__Document section__

_ _ _

The Outcome: A Win-Win for First-Home Buyers
Alex successfully secured his first home with lower fees and a better rate. He paid $0 in broker fees throughout the entire process.
The broker earned a fair commission for their expertise and ongoing management. This typical Australian model ensures first-home buyers get professional help without added financial stress.
Lender-Paid vs. Borrower-Paid Mortgage Broker Fees
In Australia, lender-paid commissions are the standard. This differs from countries like the US, where borrowers often pay points directly. Understanding these two models helps you navigate the market with confidence.
The Lender-Paid (Commission) Model
The primary advantage of the lender-paid model is the independence it provides you. Because the lender covers the broker’s payment, you receive professional advocacy without a direct service fee. This model grew rapidly in the 1990s to improve market competition.
Unlike bank staff, brokers remain independent of any one bank’s sales targets. This freedom allows them to prioritize your needs over a specific lender’s monthly quotas. Essentially, you hire an expert negotiator who works for you, but the bank picks up the bill.
Lenders view these commissions as a strategic customer acquisition cost. Consequently, they do not add this cost to your interest rate. In fact, an ASIC report confirms that broker-negotiated rates match or beat direct bank offers.
If you visit a bank, they pay a loan officer a salary. If you use a broker, they pay a commission instead. Either way, the bank pays to secure your business. Using a broker simply ensures you have an advocate throughout that process.
The Borrower-Paid (Fee for Service) Model
A “fee-for-service” model is uncommon but does exist. Some independent brokers charge a flat fee and rebate the lender’s commission to you.
This model typically applies to:
- Sophisticated investors with complex portfolios.
- Very small loans that don’t generate enough commission.
- Specialist private lenders who do not pay broker commissions.
Always check your Credit Quote for potential fees. Ask your broker: “Do you charge me directly, or does the lender pay you?”
Do Different Commissions Influence Advice?
Commission rates are remarkably similar across major Australian lenders.
Because the difference is minimal, brokers prioritize your satisfaction over tiny commission gaps. Furthermore, brokers must legally follow the Best Interests Duty. This law requires them to prioritize your financial needs above their own pay.

_ _ _

__Excerpted records__
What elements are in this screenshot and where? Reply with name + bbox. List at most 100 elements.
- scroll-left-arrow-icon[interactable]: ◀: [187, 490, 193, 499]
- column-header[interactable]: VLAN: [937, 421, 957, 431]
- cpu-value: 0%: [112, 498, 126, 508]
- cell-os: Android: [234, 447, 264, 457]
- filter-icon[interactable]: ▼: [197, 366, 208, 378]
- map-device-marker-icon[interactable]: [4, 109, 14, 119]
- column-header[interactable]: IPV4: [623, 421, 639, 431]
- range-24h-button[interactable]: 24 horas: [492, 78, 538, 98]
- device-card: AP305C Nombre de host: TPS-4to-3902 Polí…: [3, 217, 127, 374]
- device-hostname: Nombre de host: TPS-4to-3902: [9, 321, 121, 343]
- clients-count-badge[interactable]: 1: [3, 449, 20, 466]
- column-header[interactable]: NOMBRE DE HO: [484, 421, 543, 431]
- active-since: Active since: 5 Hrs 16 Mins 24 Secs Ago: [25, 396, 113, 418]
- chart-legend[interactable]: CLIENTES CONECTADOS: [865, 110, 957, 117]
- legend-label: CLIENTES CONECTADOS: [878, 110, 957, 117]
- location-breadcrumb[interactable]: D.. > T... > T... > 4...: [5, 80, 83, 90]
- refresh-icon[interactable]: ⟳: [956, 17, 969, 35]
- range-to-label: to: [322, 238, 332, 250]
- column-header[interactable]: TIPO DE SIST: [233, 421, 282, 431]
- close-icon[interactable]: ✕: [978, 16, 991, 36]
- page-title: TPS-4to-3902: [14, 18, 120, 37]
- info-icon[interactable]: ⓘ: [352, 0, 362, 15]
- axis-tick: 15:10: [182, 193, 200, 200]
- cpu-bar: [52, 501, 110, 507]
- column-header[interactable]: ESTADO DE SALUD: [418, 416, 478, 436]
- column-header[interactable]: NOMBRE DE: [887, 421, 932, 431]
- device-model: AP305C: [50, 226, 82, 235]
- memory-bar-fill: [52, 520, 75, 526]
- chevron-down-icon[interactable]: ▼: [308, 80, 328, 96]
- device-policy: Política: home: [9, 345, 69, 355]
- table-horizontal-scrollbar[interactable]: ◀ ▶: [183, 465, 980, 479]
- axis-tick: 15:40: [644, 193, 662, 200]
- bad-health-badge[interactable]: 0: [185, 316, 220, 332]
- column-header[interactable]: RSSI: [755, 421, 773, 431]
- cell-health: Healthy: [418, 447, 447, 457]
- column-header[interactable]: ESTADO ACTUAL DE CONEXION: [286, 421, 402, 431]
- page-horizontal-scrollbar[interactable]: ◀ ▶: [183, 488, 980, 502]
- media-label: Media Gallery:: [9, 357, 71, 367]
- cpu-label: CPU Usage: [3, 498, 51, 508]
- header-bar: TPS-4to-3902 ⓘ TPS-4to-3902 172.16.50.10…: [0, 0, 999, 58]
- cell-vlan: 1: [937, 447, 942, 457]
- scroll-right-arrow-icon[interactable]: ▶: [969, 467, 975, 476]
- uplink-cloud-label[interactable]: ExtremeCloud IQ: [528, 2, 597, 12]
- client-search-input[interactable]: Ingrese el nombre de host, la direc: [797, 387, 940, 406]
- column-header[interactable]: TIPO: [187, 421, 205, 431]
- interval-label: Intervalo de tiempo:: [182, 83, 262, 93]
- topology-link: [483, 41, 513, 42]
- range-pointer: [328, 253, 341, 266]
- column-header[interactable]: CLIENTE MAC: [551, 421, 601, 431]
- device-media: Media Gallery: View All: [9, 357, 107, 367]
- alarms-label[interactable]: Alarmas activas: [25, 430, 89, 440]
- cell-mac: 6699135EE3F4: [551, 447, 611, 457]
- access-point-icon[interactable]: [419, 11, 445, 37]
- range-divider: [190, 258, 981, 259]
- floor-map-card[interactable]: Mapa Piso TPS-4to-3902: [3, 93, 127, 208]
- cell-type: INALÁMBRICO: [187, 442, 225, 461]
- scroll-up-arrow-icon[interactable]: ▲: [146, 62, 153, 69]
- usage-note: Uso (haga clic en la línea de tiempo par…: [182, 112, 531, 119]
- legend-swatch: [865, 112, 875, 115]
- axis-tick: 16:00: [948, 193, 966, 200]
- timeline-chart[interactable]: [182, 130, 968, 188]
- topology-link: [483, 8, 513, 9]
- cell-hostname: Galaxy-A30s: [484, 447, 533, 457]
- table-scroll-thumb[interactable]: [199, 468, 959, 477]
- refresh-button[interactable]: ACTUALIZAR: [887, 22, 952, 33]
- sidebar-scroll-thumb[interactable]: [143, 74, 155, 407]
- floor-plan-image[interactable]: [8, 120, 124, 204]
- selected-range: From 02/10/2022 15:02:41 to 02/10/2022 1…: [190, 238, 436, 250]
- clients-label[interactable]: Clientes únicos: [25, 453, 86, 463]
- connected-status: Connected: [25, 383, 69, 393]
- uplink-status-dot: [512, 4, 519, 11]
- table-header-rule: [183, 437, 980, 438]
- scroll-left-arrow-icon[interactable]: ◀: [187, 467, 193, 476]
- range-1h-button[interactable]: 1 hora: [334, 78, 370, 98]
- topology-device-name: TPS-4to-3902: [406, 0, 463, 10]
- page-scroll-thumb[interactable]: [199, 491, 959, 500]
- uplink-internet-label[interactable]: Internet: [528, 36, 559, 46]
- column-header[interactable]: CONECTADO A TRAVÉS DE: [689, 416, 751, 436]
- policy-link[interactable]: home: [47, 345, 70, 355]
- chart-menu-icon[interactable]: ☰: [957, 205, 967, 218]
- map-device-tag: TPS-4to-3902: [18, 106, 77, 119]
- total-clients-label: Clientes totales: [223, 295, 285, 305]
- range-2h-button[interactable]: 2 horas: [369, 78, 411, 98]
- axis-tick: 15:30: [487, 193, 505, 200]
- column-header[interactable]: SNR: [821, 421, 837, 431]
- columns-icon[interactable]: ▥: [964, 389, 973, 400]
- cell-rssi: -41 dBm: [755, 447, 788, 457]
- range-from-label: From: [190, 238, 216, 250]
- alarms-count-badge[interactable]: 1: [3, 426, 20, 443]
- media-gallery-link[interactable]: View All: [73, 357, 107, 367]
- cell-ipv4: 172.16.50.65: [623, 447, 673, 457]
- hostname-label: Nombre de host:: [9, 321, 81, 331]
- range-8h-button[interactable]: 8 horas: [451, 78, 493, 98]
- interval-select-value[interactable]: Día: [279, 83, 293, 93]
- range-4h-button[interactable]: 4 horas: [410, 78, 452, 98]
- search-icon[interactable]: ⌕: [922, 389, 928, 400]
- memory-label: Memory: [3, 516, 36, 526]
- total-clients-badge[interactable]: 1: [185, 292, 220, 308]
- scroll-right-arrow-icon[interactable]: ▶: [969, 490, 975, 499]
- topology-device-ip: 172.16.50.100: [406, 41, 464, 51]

_ _ _

__Set problem 1__
Summarize the text on mortgage broker fees in two sentences.
__Set problem 2__
Answer these questions from the text on mortgage broker fees:
(a) How much did Alex pay in broker fees?
(b) In what decade did the lender-paid model grow rapidly?
(c) What law requires brokers to prioritize the borrower's financial needs above their own pay?
__Set problem 3__
For each statement, say whether it agrees with the text on mortgage broker fees. Support each answer with an exact quotation from that text.
(a) Borrowers in the US often pay points directly.
(b) Lenders add the broker's commission to the borrower's interest rate.
(c) The fee-for-service model is uncommon.

__Task answer 1__
In Australia, lenders usually pay mortgage brokers a commission, so borrowers get professional advocacy without a direct service fee, and lenders treat this as a customer acquisition cost rather than adding it to the interest rate. A less common fee-for-service model has some brokers charge a flat fee and rebate the lender's commission, while similar commission rates across major lenders and the legal Best Interests Duty lead brokers to put borrowers' needs first.

__Task answer 2__
(a) $0
(b) The 1990s
(c) The Best Interests Duty

__Task answer 3__
(a) Yes: "This differs from countries like the US, where borrowers often pay points directly."
(b) No: "Consequently, they do not add this cost to your interest rate."
(c) Yes: "A “fee-for-service” model is uncommon but does exist."